> _REQUIREMENTS_: Look through the data below and return each line where "растениеводства" appears.

> _SUPPLIED MATERIAL_:
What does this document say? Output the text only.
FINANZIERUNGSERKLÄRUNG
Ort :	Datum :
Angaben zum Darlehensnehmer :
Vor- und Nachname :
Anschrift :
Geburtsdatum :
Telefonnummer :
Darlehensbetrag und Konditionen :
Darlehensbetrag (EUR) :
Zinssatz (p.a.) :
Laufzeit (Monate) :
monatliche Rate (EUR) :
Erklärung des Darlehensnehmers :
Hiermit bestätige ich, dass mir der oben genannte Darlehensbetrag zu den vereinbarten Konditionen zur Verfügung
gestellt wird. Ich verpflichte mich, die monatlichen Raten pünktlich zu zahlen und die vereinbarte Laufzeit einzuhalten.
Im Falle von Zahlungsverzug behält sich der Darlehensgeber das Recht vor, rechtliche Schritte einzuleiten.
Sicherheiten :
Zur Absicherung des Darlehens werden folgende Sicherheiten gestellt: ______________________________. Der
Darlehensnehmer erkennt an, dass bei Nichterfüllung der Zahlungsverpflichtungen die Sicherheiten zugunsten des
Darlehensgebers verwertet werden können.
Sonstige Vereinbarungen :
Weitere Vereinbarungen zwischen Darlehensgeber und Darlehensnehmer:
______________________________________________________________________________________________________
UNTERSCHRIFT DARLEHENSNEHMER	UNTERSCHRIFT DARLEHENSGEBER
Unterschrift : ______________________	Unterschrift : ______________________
---
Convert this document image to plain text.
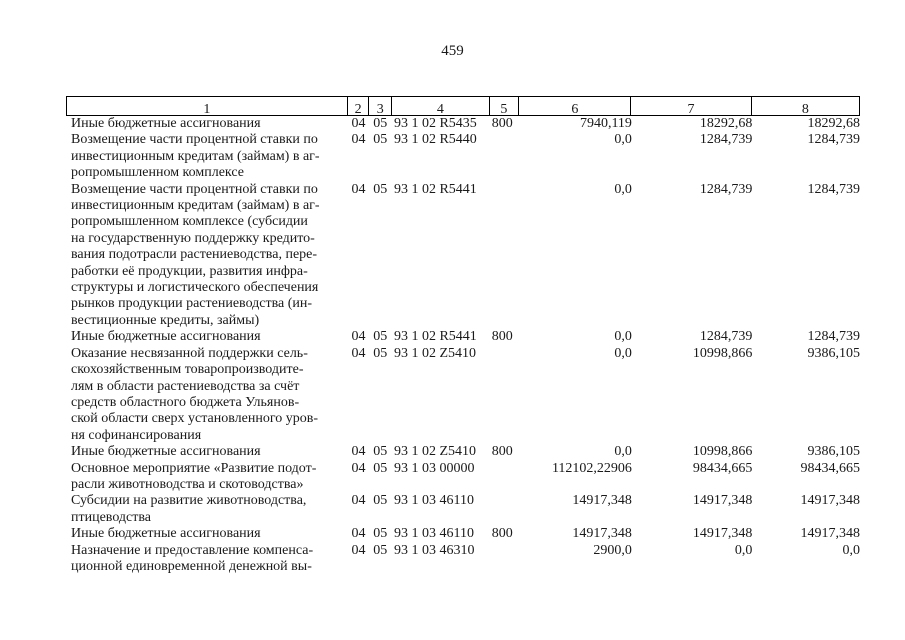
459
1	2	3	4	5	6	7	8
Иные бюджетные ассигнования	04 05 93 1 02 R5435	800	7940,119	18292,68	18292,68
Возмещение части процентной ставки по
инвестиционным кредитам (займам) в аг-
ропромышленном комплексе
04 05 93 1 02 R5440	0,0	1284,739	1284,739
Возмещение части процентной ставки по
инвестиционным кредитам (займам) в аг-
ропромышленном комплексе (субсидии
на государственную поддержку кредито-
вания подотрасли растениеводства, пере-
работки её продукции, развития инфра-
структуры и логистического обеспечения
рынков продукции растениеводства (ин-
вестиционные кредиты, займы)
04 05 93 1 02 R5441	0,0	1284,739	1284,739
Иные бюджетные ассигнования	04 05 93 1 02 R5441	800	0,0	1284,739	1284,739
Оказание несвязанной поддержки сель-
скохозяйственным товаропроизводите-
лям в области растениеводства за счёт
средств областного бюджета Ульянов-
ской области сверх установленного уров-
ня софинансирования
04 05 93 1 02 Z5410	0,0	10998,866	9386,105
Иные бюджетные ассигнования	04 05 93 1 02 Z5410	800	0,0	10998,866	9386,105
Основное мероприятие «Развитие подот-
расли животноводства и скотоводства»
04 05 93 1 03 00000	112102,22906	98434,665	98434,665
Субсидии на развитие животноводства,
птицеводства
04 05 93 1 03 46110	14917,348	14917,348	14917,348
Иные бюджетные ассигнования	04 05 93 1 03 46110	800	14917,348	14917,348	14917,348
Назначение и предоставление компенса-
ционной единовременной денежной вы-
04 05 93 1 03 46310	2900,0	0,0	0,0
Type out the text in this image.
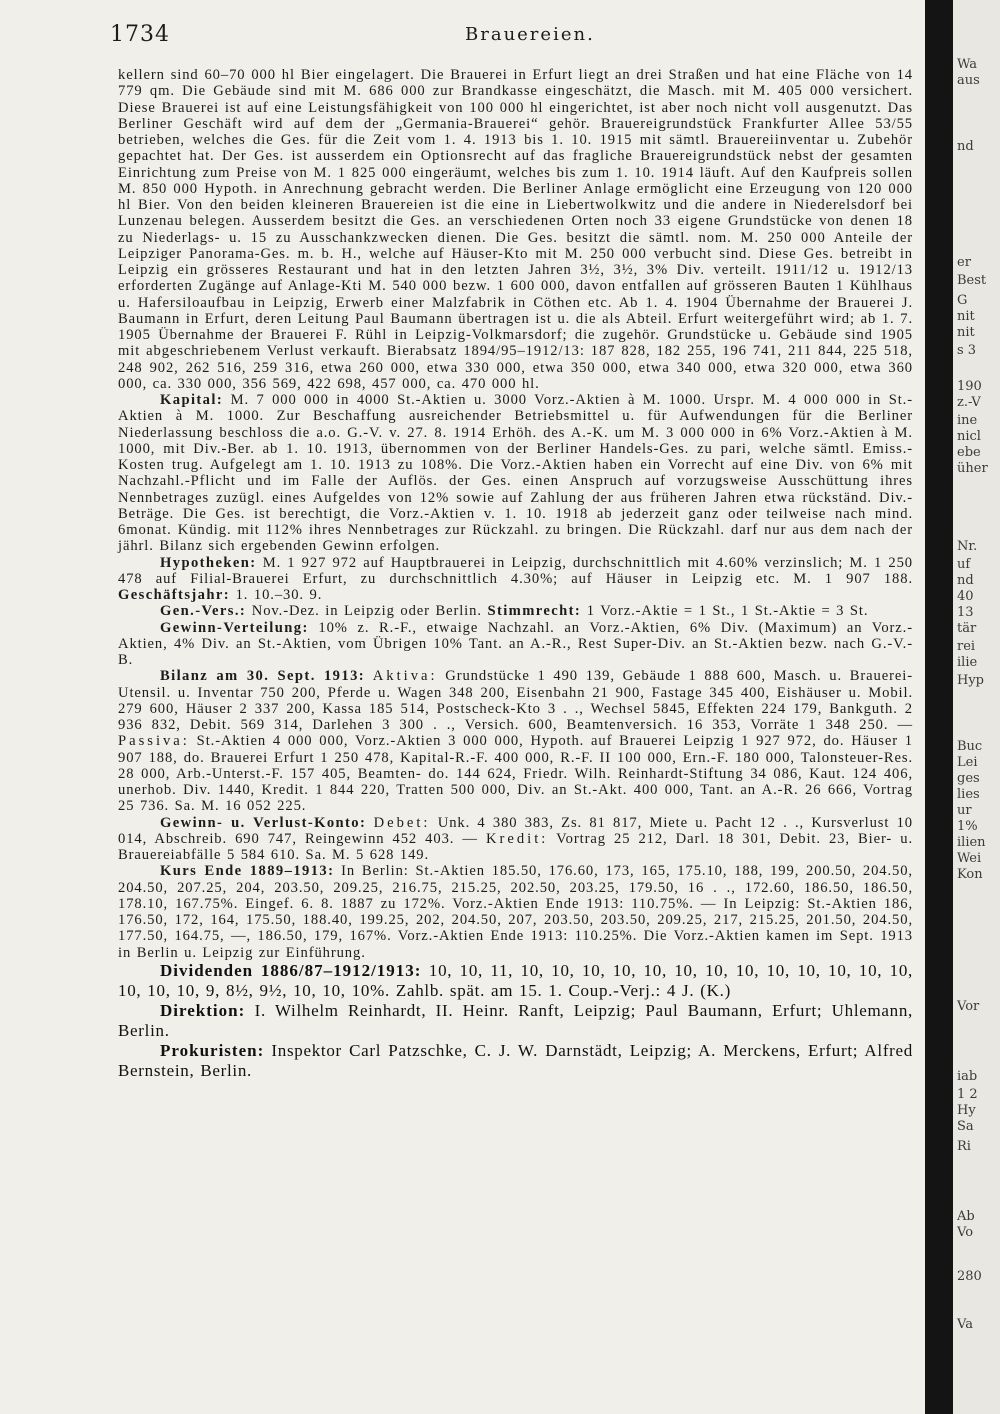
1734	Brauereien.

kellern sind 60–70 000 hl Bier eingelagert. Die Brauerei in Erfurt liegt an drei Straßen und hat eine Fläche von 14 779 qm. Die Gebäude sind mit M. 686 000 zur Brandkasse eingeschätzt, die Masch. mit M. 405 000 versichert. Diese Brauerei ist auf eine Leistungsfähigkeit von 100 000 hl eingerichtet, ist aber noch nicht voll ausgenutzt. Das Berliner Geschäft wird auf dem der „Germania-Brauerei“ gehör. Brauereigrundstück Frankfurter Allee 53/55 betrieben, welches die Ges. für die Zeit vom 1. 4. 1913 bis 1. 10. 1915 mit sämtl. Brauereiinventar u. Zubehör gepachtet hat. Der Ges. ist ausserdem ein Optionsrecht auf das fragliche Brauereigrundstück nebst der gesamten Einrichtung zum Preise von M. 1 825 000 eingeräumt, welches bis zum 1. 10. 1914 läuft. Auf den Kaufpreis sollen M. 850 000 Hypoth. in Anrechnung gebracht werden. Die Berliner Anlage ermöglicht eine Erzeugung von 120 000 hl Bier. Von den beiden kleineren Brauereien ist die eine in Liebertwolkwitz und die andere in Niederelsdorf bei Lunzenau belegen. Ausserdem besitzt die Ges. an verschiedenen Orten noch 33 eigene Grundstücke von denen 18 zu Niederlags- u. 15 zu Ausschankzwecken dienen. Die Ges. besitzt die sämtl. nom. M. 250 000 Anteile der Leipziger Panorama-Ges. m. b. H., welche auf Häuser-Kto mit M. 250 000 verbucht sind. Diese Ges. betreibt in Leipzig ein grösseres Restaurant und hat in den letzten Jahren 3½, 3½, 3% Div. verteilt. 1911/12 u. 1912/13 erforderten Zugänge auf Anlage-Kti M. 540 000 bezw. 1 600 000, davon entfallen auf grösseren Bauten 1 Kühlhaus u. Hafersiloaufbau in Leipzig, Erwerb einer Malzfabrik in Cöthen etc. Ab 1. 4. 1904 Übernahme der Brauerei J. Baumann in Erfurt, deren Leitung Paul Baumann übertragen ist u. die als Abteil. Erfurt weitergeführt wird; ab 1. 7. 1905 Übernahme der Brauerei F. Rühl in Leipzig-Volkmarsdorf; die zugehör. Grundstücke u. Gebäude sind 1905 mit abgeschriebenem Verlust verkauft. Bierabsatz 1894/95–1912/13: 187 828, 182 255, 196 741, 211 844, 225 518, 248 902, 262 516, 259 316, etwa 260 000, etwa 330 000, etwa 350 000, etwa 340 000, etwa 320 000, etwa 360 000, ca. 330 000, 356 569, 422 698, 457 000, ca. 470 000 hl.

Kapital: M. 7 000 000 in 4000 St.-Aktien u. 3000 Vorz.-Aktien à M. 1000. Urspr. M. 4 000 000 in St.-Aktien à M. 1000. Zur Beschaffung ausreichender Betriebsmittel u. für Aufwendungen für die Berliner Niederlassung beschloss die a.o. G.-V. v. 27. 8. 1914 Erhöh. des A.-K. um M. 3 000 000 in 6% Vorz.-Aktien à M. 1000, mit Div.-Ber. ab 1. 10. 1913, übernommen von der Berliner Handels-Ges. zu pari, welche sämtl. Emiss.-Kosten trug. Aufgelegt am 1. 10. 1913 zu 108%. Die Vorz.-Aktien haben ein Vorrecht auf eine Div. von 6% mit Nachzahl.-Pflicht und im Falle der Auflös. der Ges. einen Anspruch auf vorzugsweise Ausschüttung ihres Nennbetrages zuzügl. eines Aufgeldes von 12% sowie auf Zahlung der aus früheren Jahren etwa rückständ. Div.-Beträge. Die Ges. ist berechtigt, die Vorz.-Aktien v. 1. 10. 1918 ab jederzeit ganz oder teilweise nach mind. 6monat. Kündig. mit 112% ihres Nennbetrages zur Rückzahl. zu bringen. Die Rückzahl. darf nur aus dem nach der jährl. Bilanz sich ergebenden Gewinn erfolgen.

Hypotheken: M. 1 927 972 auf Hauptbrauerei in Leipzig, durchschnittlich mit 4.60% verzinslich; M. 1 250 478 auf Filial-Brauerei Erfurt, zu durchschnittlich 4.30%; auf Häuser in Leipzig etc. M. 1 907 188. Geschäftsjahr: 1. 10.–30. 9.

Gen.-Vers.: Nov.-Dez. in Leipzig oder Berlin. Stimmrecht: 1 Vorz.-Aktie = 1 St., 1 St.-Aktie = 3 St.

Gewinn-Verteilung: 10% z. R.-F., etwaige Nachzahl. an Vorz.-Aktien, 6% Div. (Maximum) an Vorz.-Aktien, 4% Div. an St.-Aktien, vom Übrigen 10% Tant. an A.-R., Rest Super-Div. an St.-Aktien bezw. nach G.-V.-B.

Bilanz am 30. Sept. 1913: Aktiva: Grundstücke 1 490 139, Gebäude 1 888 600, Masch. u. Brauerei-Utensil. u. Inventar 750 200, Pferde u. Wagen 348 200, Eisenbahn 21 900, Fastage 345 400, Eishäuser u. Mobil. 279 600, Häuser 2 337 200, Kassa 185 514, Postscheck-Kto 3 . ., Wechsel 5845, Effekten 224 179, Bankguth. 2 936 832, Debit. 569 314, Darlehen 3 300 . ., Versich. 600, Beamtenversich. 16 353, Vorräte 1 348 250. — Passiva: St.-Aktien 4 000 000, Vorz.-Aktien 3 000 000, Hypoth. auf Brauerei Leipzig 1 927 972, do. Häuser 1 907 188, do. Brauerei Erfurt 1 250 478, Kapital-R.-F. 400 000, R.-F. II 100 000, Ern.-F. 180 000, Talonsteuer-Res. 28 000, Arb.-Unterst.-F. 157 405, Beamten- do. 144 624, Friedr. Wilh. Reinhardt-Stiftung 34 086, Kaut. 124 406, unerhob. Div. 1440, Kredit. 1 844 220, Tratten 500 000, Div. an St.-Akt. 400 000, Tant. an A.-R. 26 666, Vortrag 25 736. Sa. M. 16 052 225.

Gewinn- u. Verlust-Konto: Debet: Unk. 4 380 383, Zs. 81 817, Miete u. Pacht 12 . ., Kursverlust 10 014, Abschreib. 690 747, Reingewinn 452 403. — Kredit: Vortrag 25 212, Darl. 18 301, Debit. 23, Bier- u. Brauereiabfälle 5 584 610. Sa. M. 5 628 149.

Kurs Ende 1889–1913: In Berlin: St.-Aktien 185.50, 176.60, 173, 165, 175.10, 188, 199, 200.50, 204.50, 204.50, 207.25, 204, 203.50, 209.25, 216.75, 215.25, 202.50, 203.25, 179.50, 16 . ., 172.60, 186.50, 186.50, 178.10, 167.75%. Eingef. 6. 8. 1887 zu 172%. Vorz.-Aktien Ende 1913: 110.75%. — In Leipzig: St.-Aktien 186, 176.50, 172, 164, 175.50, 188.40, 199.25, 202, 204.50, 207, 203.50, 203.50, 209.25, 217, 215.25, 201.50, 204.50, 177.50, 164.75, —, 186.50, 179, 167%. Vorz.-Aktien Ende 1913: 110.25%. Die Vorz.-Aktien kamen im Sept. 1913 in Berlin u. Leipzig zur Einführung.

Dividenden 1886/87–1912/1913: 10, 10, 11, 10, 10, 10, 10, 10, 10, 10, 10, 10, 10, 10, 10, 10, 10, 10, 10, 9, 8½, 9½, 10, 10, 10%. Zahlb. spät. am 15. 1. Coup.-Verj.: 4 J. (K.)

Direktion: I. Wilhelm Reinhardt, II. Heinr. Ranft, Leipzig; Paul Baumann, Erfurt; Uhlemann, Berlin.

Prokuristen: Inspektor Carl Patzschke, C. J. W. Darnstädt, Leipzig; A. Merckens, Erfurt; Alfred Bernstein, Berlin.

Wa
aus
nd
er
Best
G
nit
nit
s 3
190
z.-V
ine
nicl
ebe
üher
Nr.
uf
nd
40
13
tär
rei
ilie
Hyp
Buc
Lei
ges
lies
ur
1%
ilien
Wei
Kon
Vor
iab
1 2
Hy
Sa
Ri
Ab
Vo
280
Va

> _SOLUTION_:
вания подотрасли растениеводства, пере-
рынков продукции растениеводства (ин-
лям в области растениеводства за счёт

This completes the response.